What the task asks -
Repeat the records below exactly as they appear.

==== Provided entries

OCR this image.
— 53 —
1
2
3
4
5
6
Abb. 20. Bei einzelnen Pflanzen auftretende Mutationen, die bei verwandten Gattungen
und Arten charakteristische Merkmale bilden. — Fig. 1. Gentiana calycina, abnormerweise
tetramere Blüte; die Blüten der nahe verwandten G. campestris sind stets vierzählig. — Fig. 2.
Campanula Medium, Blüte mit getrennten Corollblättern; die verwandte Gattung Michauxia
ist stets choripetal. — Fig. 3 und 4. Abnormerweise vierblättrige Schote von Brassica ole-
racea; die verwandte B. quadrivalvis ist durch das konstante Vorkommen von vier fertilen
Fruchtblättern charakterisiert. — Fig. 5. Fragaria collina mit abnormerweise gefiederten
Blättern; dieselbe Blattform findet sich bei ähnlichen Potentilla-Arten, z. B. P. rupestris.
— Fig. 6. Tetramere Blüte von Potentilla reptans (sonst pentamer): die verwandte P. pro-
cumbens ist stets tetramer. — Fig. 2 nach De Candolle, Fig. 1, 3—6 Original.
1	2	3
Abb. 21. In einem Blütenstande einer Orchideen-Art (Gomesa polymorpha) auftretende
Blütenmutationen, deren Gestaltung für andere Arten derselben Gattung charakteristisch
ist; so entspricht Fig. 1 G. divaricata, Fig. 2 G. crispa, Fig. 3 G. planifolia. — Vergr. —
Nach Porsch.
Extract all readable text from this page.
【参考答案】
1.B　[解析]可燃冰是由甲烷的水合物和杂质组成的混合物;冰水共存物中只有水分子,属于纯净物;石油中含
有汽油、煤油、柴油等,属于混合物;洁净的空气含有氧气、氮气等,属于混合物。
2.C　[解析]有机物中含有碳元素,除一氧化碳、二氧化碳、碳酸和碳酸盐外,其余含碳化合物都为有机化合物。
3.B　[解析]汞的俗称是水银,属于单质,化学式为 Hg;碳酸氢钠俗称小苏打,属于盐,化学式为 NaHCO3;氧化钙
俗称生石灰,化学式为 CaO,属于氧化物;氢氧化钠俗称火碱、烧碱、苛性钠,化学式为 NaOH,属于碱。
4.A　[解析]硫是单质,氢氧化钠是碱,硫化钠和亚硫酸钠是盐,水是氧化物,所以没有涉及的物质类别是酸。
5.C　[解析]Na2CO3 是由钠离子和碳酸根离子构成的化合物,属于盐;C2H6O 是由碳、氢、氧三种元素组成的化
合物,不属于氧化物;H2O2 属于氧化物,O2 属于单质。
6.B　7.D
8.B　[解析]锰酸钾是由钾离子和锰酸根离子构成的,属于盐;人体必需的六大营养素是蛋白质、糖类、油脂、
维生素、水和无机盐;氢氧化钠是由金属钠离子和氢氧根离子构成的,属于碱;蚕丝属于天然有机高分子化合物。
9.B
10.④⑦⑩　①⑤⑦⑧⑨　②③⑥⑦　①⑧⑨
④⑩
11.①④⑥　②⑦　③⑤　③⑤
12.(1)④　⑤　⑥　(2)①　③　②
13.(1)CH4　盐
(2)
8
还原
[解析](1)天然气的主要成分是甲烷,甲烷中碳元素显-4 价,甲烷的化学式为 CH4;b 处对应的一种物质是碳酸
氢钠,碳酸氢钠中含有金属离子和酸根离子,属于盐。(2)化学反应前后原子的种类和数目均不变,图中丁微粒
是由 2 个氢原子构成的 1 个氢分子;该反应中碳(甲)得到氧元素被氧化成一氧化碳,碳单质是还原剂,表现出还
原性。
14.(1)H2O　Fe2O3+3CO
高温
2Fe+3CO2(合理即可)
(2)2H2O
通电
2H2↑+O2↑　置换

========

Exercise output -
OCR this image.
— 53 —
1
2
3
4
5
6
Abb. 20. Bei einzelnen Pflanzen auftretende Mutationen, die bei verwandten Gattungen
und Arten charakteristische Merkmale bilden. — Fig. 1. Gentiana calycina, abnormerweise
tetramere Blüte; die Blüten der nahe verwandten G. campestris sind stets vierzählig. — Fig. 2.
Campanula Medium, Blüte mit getrennten Corollblättern; die verwandte Gattung Michauxia
ist stets choripetal. — Fig. 3 und 4. Abnormerweise vierblättrige Schote von Brassica ole-
racea; die verwandte B. quadrivalvis ist durch das konstante Vorkommen von vier fertilen
Fruchtblättern charakterisiert. — Fig. 5. Fragaria collina mit abnormerweise gefiederten
Blättern; dieselbe Blattform findet sich bei ähnlichen Potentilla-Arten, z. B. P. rupestris.
— Fig. 6. Tetramere Blüte von Potentilla reptans (sonst pentamer): die verwandte P. pro-
cumbens ist stets tetramer. — Fig. 2 nach De Candolle, Fig. 1, 3—6 Original.
1	2	3
Abb. 21. In einem Blütenstande einer Orchideen-Art (Gomesa polymorpha) auftretende
Blütenmutationen, deren Gestaltung für andere Arten derselben Gattung charakteristisch
ist; so entspricht Fig. 1 G. divaricata, Fig. 2 G. crispa, Fig. 3 G. planifolia. — Vergr. —
Nach Porsch.
Extract all readable text from this page.
【参考答案】
1.B　[解析]可燃冰是由甲烷的水合物和杂质组成的混合物;冰水共存物中只有水分子,属于纯净物;石油中含
有汽油、煤油、柴油等,属于混合物;洁净的空气含有氧气、氮气等,属于混合物。
2.C　[解析]有机物中含有碳元素,除一氧化碳、二氧化碳、碳酸和碳酸盐外,其余含碳化合物都为有机化合物。
3.B　[解析]汞的俗称是水银,属于单质,化学式为 Hg;碳酸氢钠俗称小苏打,属于盐,化学式为 NaHCO3;氧化钙
俗称生石灰,化学式为 CaO,属于氧化物;氢氧化钠俗称火碱、烧碱、苛性钠,化学式为 NaOH,属于碱。
4.A　[解析]硫是单质,氢氧化钠是碱,硫化钠和亚硫酸钠是盐,水是氧化物,所以没有涉及的物质类别是酸。
5.C　[解析]Na2CO3 是由钠离子和碳酸根离子构成的化合物,属于盐;C2H6O 是由碳、氢、氧三种元素组成的化
合物,不属于氧化物;H2O2 属于氧化物,O2 属于单质。
6.B　7.D
8.B　[解析]锰酸钾是由钾离子和锰酸根离子构成的,属于盐;人体必需的六大营养素是蛋白质、糖类、油脂、
维生素、水和无机盐;氢氧化钠是由金属钠离子和氢氧根离子构成的,属于碱;蚕丝属于天然有机高分子化合物。
9.B
10.④⑦⑩　①⑤⑦⑧⑨　②③⑥⑦　①⑧⑨
④⑩
11.①④⑥　②⑦　③⑤　③⑤
12.(1)④　⑤　⑥　(2)①　③　②
13.(1)CH4　盐
(2)
8
还原
[解析](1)天然气的主要成分是甲烷,甲烷中碳元素显-4 价,甲烷的化学式为 CH4;b 处对应的一种物质是碳酸
氢钠,碳酸氢钠中含有金属离子和酸根离子,属于盐。(2)化学反应前后原子的种类和数目均不变,图中丁微粒
是由 2 个氢原子构成的 1 个氢分子;该反应中碳(甲)得到氧元素被氧化成一氧化碳,碳单质是还原剂,表现出还
原性。
14.(1)H2O　Fe2O3+3CO
高温
2Fe+3CO2(合理即可)
(2)2H2O
通电
2H2↑+O2↑　置换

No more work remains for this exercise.